Source material
□ □ □

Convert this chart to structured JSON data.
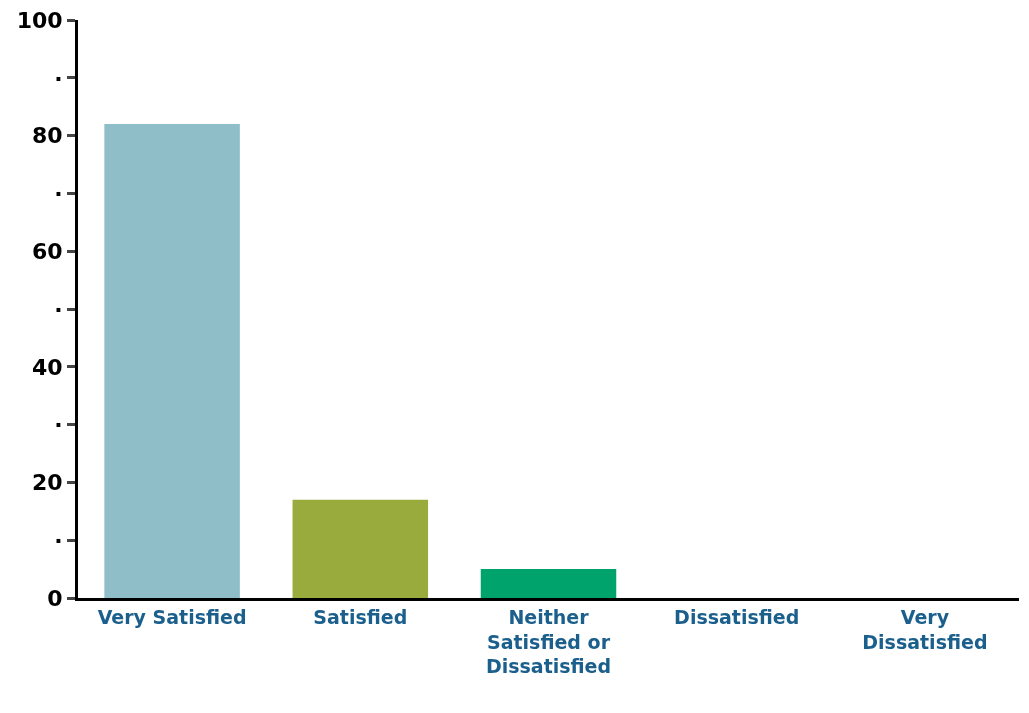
{
  "chart_data": {
    "type": "bar",
    "categories": [
      "Very Satisfied",
      "Satisfied",
      "Neither\nSatisfied or\nDissatisfied",
      "Dissatisfied",
      "Very\nDissatisfied"
    ],
    "values": [
      82,
      17,
      5,
      0,
      0
    ],
    "colors": [
      "#8fbec8",
      "#99ab3d",
      "#00a36c",
      "#00a36c",
      "#00a36c"
    ],
    "ylim": [
      0,
      100
    ],
    "yticks": [
      0,
      {
        "value": 10,
        "label": "·"
      },
      20,
      {
        "value": 30,
        "label": "·"
      },
      40,
      {
        "value": 50,
        "label": "·"
      },
      60,
      {
        "value": 70,
        "label": "·"
      },
      80,
      {
        "value": 90,
        "label": "·"
      },
      100
    ],
    "grid": false
  }
}
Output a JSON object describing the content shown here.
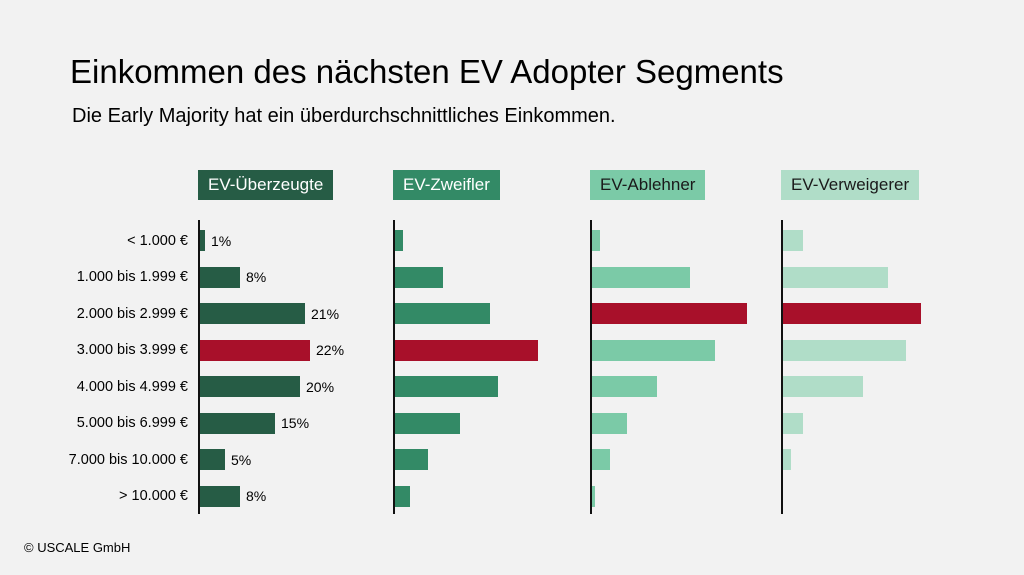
{
  "title": "Einkommen des nächsten EV Adopter Segments",
  "subtitle": "Die Early Majority hat ein überdurchschnittliches  Einkommen.",
  "footer": "© USCALE GmbH",
  "colors": {
    "background": "#f2f2f2",
    "highlight": "#a8102a"
  },
  "chart_data": {
    "type": "bar",
    "orientation": "horizontal",
    "title": "Einkommen des nächsten EV Adopter Segments",
    "subtitle": "Die Early Majority hat ein überdurchschnittliches  Einkommen.",
    "unit": "%",
    "categories": [
      "< 1.000 €",
      "1.000 bis 1.999 €",
      "2.000 bis 2.999 €",
      "3.000 bis 3.999 €",
      "4.000 bis 4.999 €",
      "5.000 bis 6.999 €",
      "7.000 bis 10.000 €",
      "> 10.000 €"
    ],
    "series": [
      {
        "name": "EV-Überzeugte",
        "values": [
          1,
          8,
          21,
          22,
          20,
          15,
          5,
          8
        ],
        "value_labels": [
          "1%",
          "8%",
          "21%",
          "22%",
          "20%",
          "15%",
          "5%",
          "8%"
        ],
        "highlight_index": 3,
        "header_color": "#265c45",
        "header_text_color": "#ffffff",
        "bar_color": "#265c45"
      },
      {
        "name": "EV-Zweifler",
        "values": [
          1.5,
          9.5,
          19,
          28.5,
          20.5,
          13,
          6.5,
          3
        ],
        "highlight_index": 3,
        "header_color": "#338a66",
        "header_text_color": "#ffffff",
        "bar_color": "#338a66"
      },
      {
        "name": "EV-Ablehner",
        "values": [
          1.5,
          19.5,
          31,
          24.5,
          13,
          7,
          3.5,
          0.5
        ],
        "highlight_index": 2,
        "header_color": "#7bcaa7",
        "header_text_color": "#1a1a1a",
        "bar_color": "#7bcaa7"
      },
      {
        "name": "EV-Verweigerer",
        "values": [
          4,
          21,
          27.5,
          24.5,
          16,
          4,
          1.5,
          0
        ],
        "highlight_index": 2,
        "header_color": "#b0ddc8",
        "header_text_color": "#1a1a1a",
        "bar_color": "#b0ddc8"
      }
    ]
  }
}
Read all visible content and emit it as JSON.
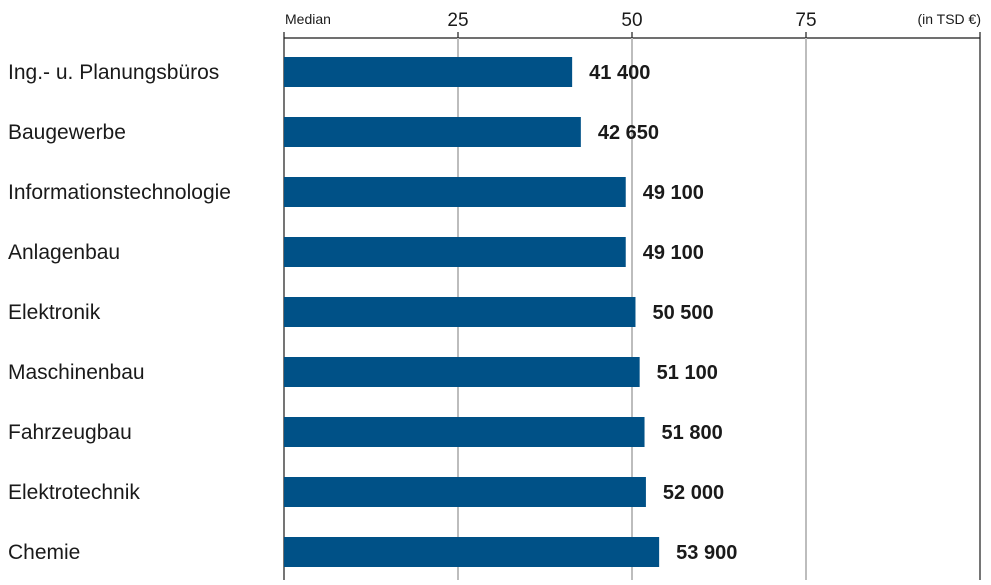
{
  "chart_data": {
    "type": "bar",
    "orientation": "horizontal",
    "categories": [
      "Ing.- u. Planungsbüros",
      "Baugewerbe",
      "Informationstechnologie",
      "Anlagenbau",
      "Elektronik",
      "Maschinenbau",
      "Fahrzeugbau",
      "Elektrotechnik",
      "Chemie"
    ],
    "values": [
      41400,
      42650,
      49100,
      49100,
      50500,
      51100,
      51800,
      52000,
      53900
    ],
    "value_labels": [
      "41 400",
      "42 650",
      "49 100",
      "49 100",
      "50 500",
      "51 100",
      "51 800",
      "52 000",
      "53 900"
    ],
    "axis_label": "Median",
    "unit_label": "(in TSD €)",
    "x_ticks": [
      {
        "value": 25000,
        "label": "25"
      },
      {
        "value": 50000,
        "label": "50"
      },
      {
        "value": 75000,
        "label": "75"
      }
    ],
    "xlim": [
      0,
      100000
    ],
    "grid": true,
    "colors": {
      "bar": "#005187",
      "grid": "#bdbdbd",
      "axis": "#1a1a1a",
      "text": "#1a1a1a"
    }
  }
}
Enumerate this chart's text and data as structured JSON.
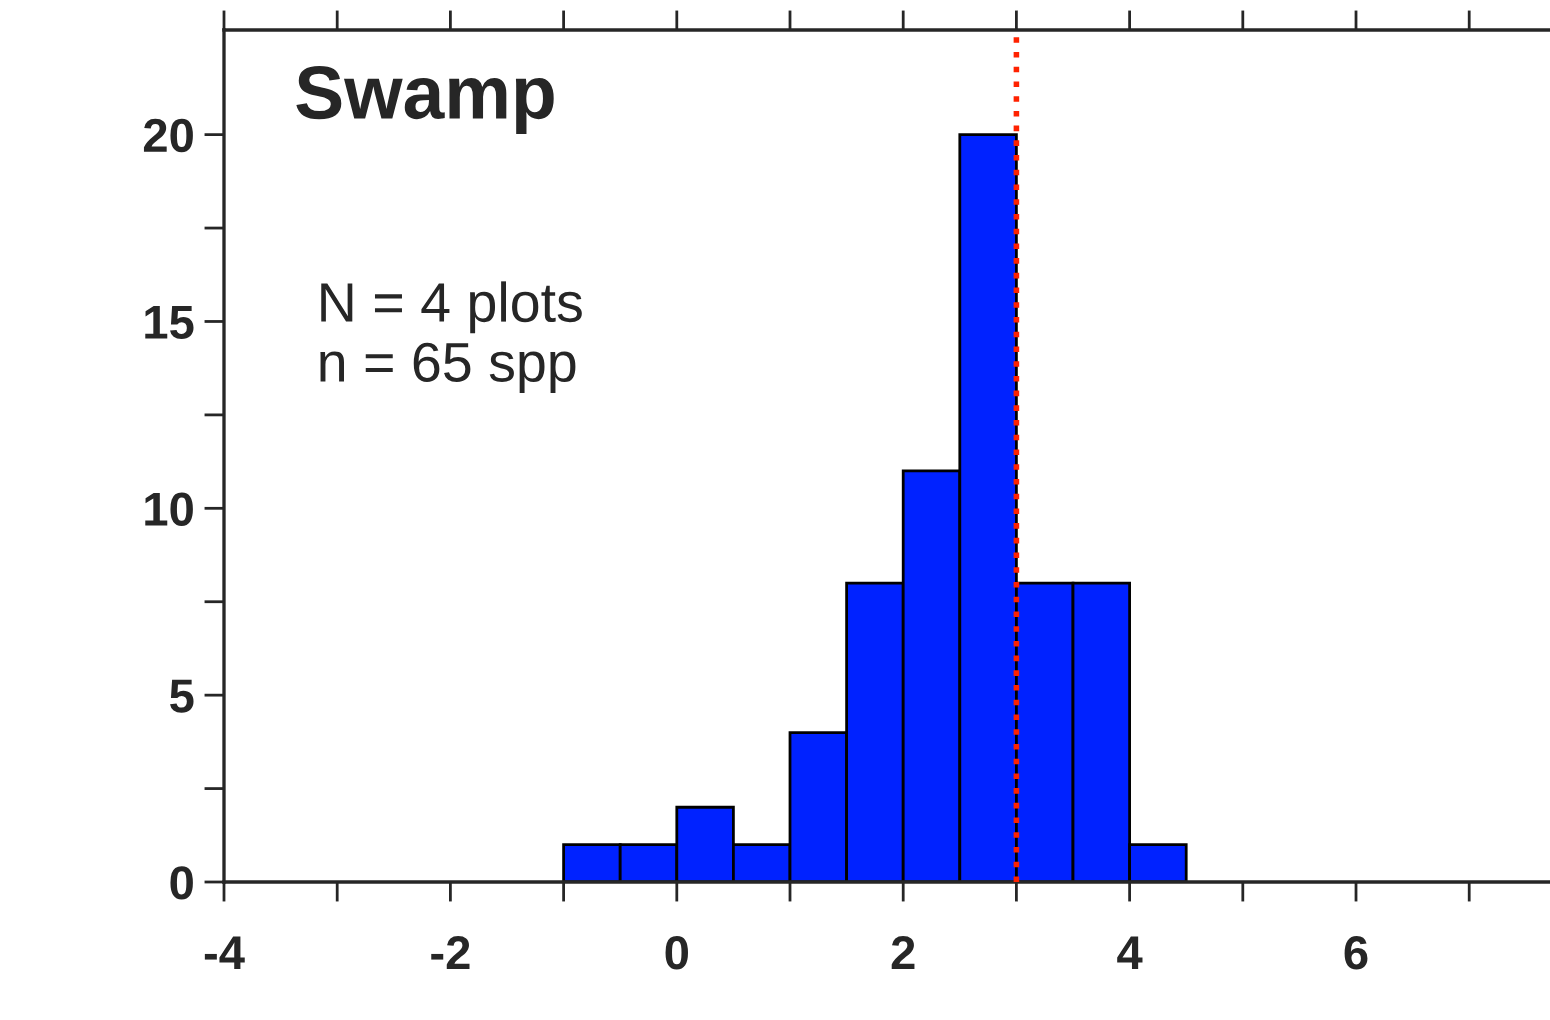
{
  "chart_data": {
    "type": "histogram",
    "title": "Swamp",
    "annotations": [
      "N = 4 plots\nn = 65 spp"
    ],
    "bins": [
      -1,
      -0.5,
      0,
      0.5,
      1,
      1.5,
      2,
      2.5,
      3,
      3.5,
      4,
      4.5
    ],
    "values": [
      1,
      1,
      2,
      1,
      4,
      8,
      11,
      20,
      8,
      8,
      1
    ],
    "color": "#0022ff",
    "xlim": [
      -4,
      7.7
    ],
    "ylim": [
      0,
      22.8
    ],
    "xticks": [
      -4,
      {
        "value": -3,
        "label": null
      },
      -2,
      {
        "value": -1,
        "label": null
      },
      0,
      {
        "value": 1,
        "label": null
      },
      2,
      {
        "value": 3,
        "label": null
      },
      4,
      {
        "value": 5,
        "label": null
      },
      6,
      {
        "value": 7,
        "label": null
      }
    ],
    "yticks": [
      0,
      {
        "value": 2.5,
        "label": null
      },
      5,
      {
        "value": 7.5,
        "label": null
      },
      10,
      {
        "value": 12.5,
        "label": null
      },
      15,
      {
        "value": 17.5,
        "label": null
      },
      20
    ],
    "ref_lines": [
      {
        "axis": "x",
        "value": 3,
        "color": "#ff2200",
        "line_style": "dotted"
      }
    ],
    "grid": false,
    "legend": false
  }
}
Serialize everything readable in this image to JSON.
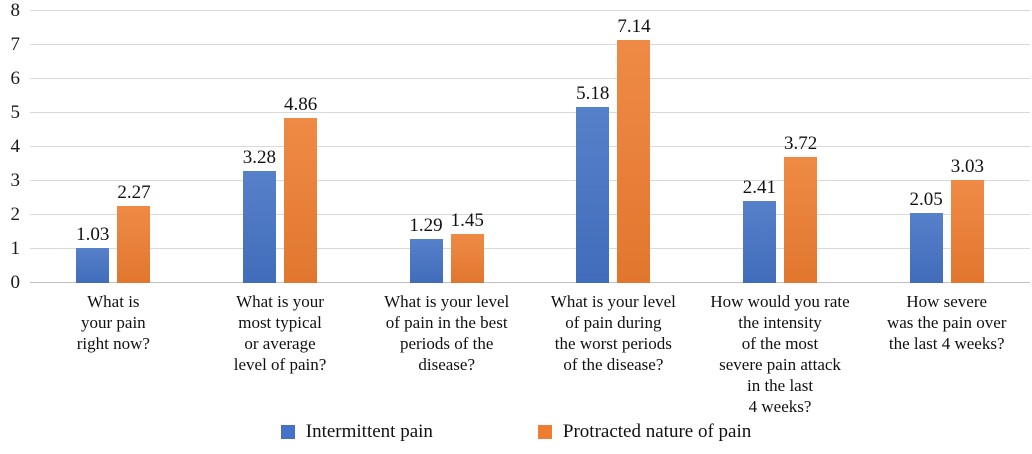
{
  "figure": {
    "background_color": "#ffffff",
    "text_color": "#111111"
  },
  "chart_data": {
    "type": "bar",
    "title": "",
    "xlabel": "",
    "ylabel": "",
    "categories": [
      [
        "What is",
        "your pain",
        "right now?"
      ],
      [
        "What is your",
        "most typical",
        "or average",
        "level of pain?"
      ],
      [
        "What is your level",
        "of pain in the best",
        "periods of the",
        "disease?"
      ],
      [
        "What is your level",
        "of pain during",
        "the worst periods",
        "of the disease?"
      ],
      [
        "How would you rate",
        "the intensity",
        "of the most",
        "severe pain attack",
        "in the last",
        "4 weeks?"
      ],
      [
        "How severe",
        "was the pain over",
        "the last 4 weeks?"
      ]
    ],
    "series": [
      {
        "name": "Intermittent pain",
        "color": "#4472C4",
        "values": [
          1.03,
          3.28,
          1.29,
          5.18,
          2.41,
          2.05
        ]
      },
      {
        "name": "Protracted nature of pain",
        "color": "#ED7D31",
        "values": [
          2.27,
          4.86,
          1.45,
          7.14,
          3.72,
          3.03
        ]
      }
    ],
    "value_labels_shown": true,
    "value_label_decimals": 2,
    "y_axis": {
      "min": 0,
      "max": 8,
      "step": 1,
      "tick_labels": [
        "0",
        "1",
        "2",
        "3",
        "4",
        "5",
        "6",
        "7",
        "8"
      ]
    },
    "grid": "horizontal",
    "gridline_color": "#D9D9D9",
    "baseline_color": "#BFBFBF",
    "legend_position": "bottom"
  }
}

□ □ □

Exercise details
Pick out each line in the material containing "überdurchschnittliches".

Result of this task
  "subtitle": "Die Early Majority hat ein überdurchschnittliches  Einkommen.",
    "subtitle": "Die Early Majority hat ein überdurchschnittliches  Einkommen.",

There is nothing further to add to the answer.